Thanks for the messages folks, great to have the support of people on here. Beezer thanks for the virtual beer mate, went down a treat with the virtual chilli nuts!!
Well, havent been online since Friday so heres the update :
Friday - had friends round to watch the England game, no gambling urges, thoughts of gambling whilst watching the game, but certainly no urges.
Saturday - Took kids out on Saturday morning before playing football on Saturday afternoon, won 6-0 then went home for a takeaway with the missus. Resulted in being up all night on trap 1 - no urges at all
Sunday - Dodgy stomach continued yesterday. Wife took kids out in the afternoon and I was lying in bed feeling sorry for myself and watched some racing, no bet but the mind started thinking, and feel dissapointed that I even switched on the racing channel and put myself in a more vunerable position and do not want to become complacent. As soon as the mind started virtal betting (I would have backed that etc), switched to Karate Kid III, which is, a shocking film I must say!
Stomach still a bit raw today, but in work and determined to make today a gamble free day.
Last bet was 534pm August 19th, so heres to day 18
Take care all
Blues
Blues,
How is it going mate? Well done on your gamblefree weekend, I bet your missus is loving the new you, keep up the football as well mate, nothing beats the buzz of exercise, well done on day 18 and keep going strong, it will become much easier.
Well, day 18 passed without any real urges, the rain was so heavy, was glad just to get home. Was supposed to be playing football but a few fair weather players pulled out cos it was a little wet!!
Onto day 19, and feeling good today, football training tomorrow evening, so will spend the evening relaxing and watching the football,
Take Care
Blues
Blues,
19 days mate, congratulations. Your going from strength to strength, also your playing football regularly, something that is helping you immensly with this evil.
keep going mate, you can do it.
Take it easy
Well, finished work early and spent the early evening playing with the kids. They were tucked up safe and sound by kick off and enjoyed relaxing and watching the footy. No urges whatsoever yesterday and feeling rather upbeat again today, looking forward to the day ahead - this is day 20 of the most difficult but AMAZING journey that I have been on. I feel that something, somewhere has given me a chance to put right all the wrongs I have committed against the people I care about over the years. I'm not a religious man, but something is definately helping me this time
Take Care
Blues
Blues
How are you mate, thanks for your post as always, Day 20 wow, your going from strength to strength mate, well done.
Your also spending time with the most precious ones like your kids, your really getting more positive as each day goes on.
Take care mate speak soon
Hi Blues, i did exactly the same as you last night, tucked the kids in and then watched the footy. It's so much more relaxing watching a game when you have no money on it. England also played well which was a bonus. It feels good to stop and start your life again. This feeling will only get better with time. Keep it up chap. Russ
Hi blues,
20 days, well done! That's brilliant! You are now well on your way to winning this huge fight!

- _Source material_
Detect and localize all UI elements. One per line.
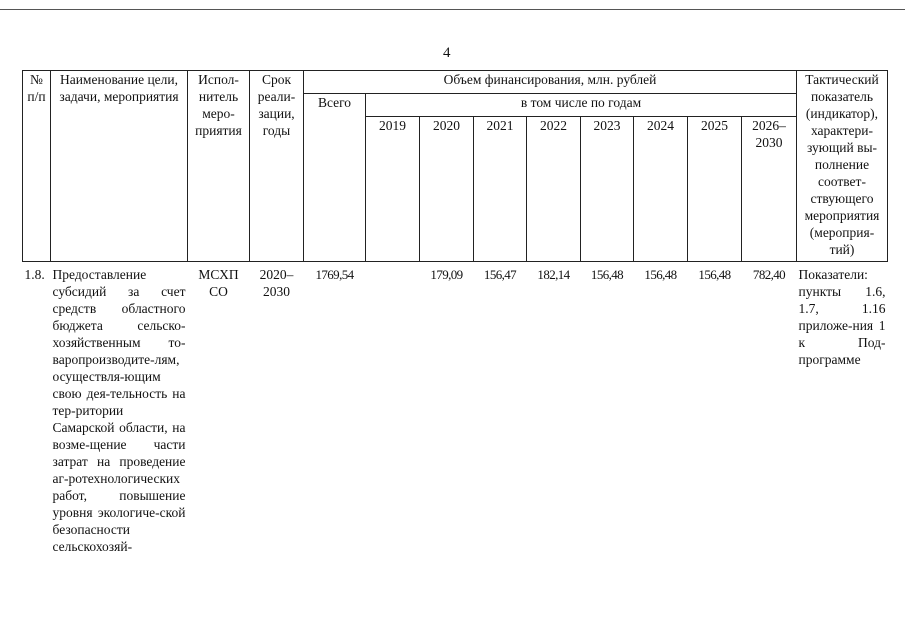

- _What you will do_
- a) From the gambling recovery forum thread, return the passage starting with "Last bet was" and going on through "with this evil.".
- b) According to the gambling recovery forum thread, why did Blues feel disappointed on Sunday?

- _Expected responses_
- a)
Last bet was 534pm August 19th, so heres to day 18
Take care all
Blues
Blues,
How is it going mate? Well done on your gamblefree weekend, I bet your missus is loving the new you, keep up the football as well mate, nothing beats the buzz of exercise, well done on day 18 and keep going strong, it will become much easier.
Well, day 18 passed without any real urges, the rain was so heavy, was glad just to get home. Was supposed to be playing football but a few fair weather players pulled out cos it was a little wet!!
Onto day 19, and feeling good today, football training tomorrow evening, so will spend the evening relaxing and watching the football,
Take Care
Blues
Blues,
19 days mate, congratulations. Your going from strength to strength, also your playing football regularly, something that is helping you immensly with this evil.

- b) Blues felt disappointed at having switched on the racing channel while lying in bed, since doing so created a more vulnerable position. Blues also did not want to become complacent.